Records excerpted from a collection:
-=-=-

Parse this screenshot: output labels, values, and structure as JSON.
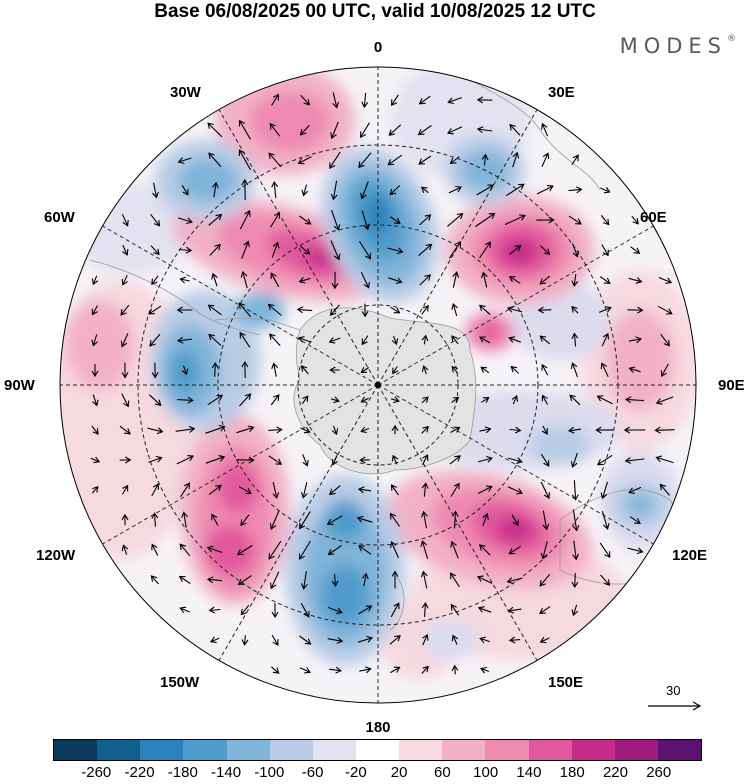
{
  "title": "Base 06/08/2025 00 UTC, valid 10/08/2025 12 UTC",
  "brand": {
    "name": "MODES",
    "mark": "®"
  },
  "longitude_labels": {
    "lon_0": "0",
    "lon_30E": "30E",
    "lon_60E": "60E",
    "lon_90E": "90E",
    "lon_120E": "120E",
    "lon_150E": "150E",
    "lon_180": "180",
    "lon_150W": "150W",
    "lon_120W": "120W",
    "lon_90W": "90W",
    "lon_60W": "60W",
    "lon_30W": "30W"
  },
  "wind_scale": {
    "label": "30"
  },
  "colorbar": {
    "colors": [
      "#0b3a5b",
      "#115f8e",
      "#2a81bb",
      "#4f9bcb",
      "#80b4d9",
      "#b8cce6",
      "#e2e2f0",
      "#ffffff",
      "#f7d9e0",
      "#f2b1c6",
      "#ee8ab0",
      "#e1599c",
      "#c82a89",
      "#9e1a7f",
      "#5c126f"
    ],
    "ticks": [
      "-260",
      "-220",
      "-180",
      "-140",
      "-100",
      "-60",
      "-20",
      "20",
      "60",
      "100",
      "140",
      "180",
      "220",
      "260"
    ]
  }
}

-=-=-

Do this => Omit the pictures and give the material again, exactly and in full.

Solution for this exercise =>
Parse this screenshot: output labels, values, and structure as JSON.
{
  "title": "Base 06/08/2025 00 UTC, valid 10/08/2025 12 UTC",
  "brand": {
    "name": "MODES",
    "mark": "®"
  },
  "longitude_labels": {
    "lon_0": "0",
    "lon_30E": "30E",
    "lon_60E": "60E",
    "lon_90E": "90E",
    "lon_120E": "120E",
    "lon_150E": "150E",
    "lon_180": "180",
    "lon_150W": "150W",
    "lon_120W": "120W",
    "lon_90W": "90W",
    "lon_60W": "60W",
    "lon_30W": "30W"
  },
  "wind_scale": {
    "label": "30"
  },
  "colorbar": {
    "colors": [
      "#0b3a5b",
      "#115f8e",
      "#2a81bb",
      "#4f9bcb",
      "#80b4d9",
      "#b8cce6",
      "#e2e2f0",
      "#ffffff",
      "#f7d9e0",
      "#f2b1c6",
      "#ee8ab0",
      "#e1599c",
      "#c82a89",
      "#9e1a7f",
      "#5c126f"
    ],
    "ticks": [
      "-260",
      "-220",
      "-180",
      "-140",
      "-100",
      "-60",
      "-20",
      "20",
      "60",
      "100",
      "140",
      "180",
      "220",
      "260"
    ]
  }
}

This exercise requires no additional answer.